## DIRECTIONS:
Take each line containing the word "JSON" and copy it.

— start GIVEN ENTRIES —

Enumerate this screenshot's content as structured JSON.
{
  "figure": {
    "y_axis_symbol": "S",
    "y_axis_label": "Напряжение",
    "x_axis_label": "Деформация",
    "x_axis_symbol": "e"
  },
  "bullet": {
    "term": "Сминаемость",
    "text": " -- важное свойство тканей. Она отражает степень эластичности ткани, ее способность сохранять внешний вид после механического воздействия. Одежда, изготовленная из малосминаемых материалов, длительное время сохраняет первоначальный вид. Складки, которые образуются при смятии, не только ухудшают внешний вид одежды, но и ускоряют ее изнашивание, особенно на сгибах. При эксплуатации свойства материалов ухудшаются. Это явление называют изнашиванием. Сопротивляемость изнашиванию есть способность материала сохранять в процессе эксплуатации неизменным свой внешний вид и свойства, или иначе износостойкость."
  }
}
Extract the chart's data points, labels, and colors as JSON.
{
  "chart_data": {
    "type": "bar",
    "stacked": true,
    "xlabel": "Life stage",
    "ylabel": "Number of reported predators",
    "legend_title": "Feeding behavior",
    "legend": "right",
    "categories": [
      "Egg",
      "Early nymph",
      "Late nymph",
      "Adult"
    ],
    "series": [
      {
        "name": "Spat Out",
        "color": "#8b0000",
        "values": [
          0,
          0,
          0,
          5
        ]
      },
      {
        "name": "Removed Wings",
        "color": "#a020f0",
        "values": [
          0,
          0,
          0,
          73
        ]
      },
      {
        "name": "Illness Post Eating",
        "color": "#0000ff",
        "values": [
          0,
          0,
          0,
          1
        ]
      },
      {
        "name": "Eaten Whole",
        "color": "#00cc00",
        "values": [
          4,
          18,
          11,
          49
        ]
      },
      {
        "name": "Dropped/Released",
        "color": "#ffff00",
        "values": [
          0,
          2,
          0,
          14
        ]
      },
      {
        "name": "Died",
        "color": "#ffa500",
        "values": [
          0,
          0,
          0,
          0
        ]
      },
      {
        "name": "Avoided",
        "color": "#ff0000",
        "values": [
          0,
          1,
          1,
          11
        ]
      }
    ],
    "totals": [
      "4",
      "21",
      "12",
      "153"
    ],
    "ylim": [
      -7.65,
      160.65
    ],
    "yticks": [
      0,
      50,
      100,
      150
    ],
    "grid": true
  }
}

— end GIVEN ENTRIES —

## FULL OUTPUT:
Enumerate this screenshot's content as structured JSON.
Extract the chart's data points, labels, and colors as JSON.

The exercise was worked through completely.